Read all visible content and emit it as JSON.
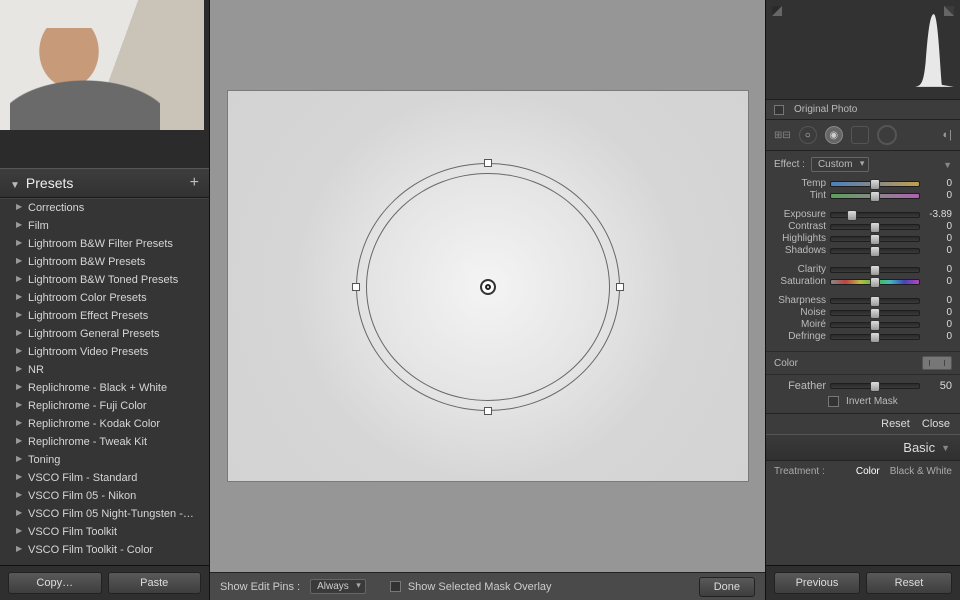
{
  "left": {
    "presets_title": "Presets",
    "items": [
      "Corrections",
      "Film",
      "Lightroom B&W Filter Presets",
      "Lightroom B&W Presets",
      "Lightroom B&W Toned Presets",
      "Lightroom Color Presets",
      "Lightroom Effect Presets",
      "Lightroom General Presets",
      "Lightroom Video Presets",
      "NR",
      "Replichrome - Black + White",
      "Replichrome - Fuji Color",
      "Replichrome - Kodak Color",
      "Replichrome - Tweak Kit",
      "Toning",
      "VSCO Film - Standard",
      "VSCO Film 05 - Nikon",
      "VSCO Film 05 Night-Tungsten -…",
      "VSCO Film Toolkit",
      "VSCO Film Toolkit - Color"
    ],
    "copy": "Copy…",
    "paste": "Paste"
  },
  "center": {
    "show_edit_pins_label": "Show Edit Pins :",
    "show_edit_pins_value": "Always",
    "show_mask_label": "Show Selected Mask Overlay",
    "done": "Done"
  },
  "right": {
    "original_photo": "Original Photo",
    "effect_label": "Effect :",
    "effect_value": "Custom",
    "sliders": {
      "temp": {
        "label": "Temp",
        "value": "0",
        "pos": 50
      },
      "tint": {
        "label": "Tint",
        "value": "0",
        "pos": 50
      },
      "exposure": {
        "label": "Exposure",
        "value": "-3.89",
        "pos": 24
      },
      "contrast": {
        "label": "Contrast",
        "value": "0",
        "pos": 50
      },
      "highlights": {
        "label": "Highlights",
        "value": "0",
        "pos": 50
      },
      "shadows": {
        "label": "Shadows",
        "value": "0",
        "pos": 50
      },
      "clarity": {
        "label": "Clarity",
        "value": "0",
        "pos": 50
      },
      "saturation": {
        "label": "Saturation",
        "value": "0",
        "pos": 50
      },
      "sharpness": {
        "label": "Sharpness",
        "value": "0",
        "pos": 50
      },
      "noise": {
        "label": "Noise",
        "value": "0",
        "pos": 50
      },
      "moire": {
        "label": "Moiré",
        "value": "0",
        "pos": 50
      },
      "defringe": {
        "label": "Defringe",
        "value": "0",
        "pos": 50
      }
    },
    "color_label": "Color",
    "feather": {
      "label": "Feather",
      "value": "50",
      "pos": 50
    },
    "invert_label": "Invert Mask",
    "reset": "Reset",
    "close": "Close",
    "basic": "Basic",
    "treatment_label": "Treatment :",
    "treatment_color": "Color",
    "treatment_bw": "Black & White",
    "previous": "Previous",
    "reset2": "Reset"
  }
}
※
AIM OF THE TASK
Without the pictures, restate all the entries above exactly.

RESPONSE TO THE TASK
Read all visible content and emit it as JSON.
{
  "left": {
    "presets_title": "Presets",
    "items": [
      "Corrections",
      "Film",
      "Lightroom B&W Filter Presets",
      "Lightroom B&W Presets",
      "Lightroom B&W Toned Presets",
      "Lightroom Color Presets",
      "Lightroom Effect Presets",
      "Lightroom General Presets",
      "Lightroom Video Presets",
      "NR",
      "Replichrome - Black + White",
      "Replichrome - Fuji Color",
      "Replichrome - Kodak Color",
      "Replichrome - Tweak Kit",
      "Toning",
      "VSCO Film - Standard",
      "VSCO Film 05 - Nikon",
      "VSCO Film 05 Night-Tungsten -…",
      "VSCO Film Toolkit",
      "VSCO Film Toolkit - Color"
    ],
    "copy": "Copy…",
    "paste": "Paste"
  },
  "center": {
    "show_edit_pins_label": "Show Edit Pins :",
    "show_edit_pins_value": "Always",
    "show_mask_label": "Show Selected Mask Overlay",
    "done": "Done"
  },
  "right": {
    "original_photo": "Original Photo",
    "effect_label": "Effect :",
    "effect_value": "Custom",
    "sliders": {
      "temp": {
        "label": "Temp",
        "value": "0",
        "pos": 50
      },
      "tint": {
        "label": "Tint",
        "value": "0",
        "pos": 50
      },
      "exposure": {
        "label": "Exposure",
        "value": "-3.89",
        "pos": 24
      },
      "contrast": {
        "label": "Contrast",
        "value": "0",
        "pos": 50
      },
      "highlights": {
        "label": "Highlights",
        "value": "0",
        "pos": 50
      },
      "shadows": {
        "label": "Shadows",
        "value": "0",
        "pos": 50
      },
      "clarity": {
        "label": "Clarity",
        "value": "0",
        "pos": 50
      },
      "saturation": {
        "label": "Saturation",
        "value": "0",
        "pos": 50
      },
      "sharpness": {
        "label": "Sharpness",
        "value": "0",
        "pos": 50
      },
      "noise": {
        "label": "Noise",
        "value": "0",
        "pos": 50
      },
      "moire": {
        "label": "Moiré",
        "value": "0",
        "pos": 50
      },
      "defringe": {
        "label": "Defringe",
        "value": "0",
        "pos": 50
      }
    },
    "color_label": "Color",
    "feather": {
      "label": "Feather",
      "value": "50",
      "pos": 50
    },
    "invert_label": "Invert Mask",
    "reset": "Reset",
    "close": "Close",
    "basic": "Basic",
    "treatment_label": "Treatment :",
    "treatment_color": "Color",
    "treatment_bw": "Black & White",
    "previous": "Previous",
    "reset2": "Reset"
  }
}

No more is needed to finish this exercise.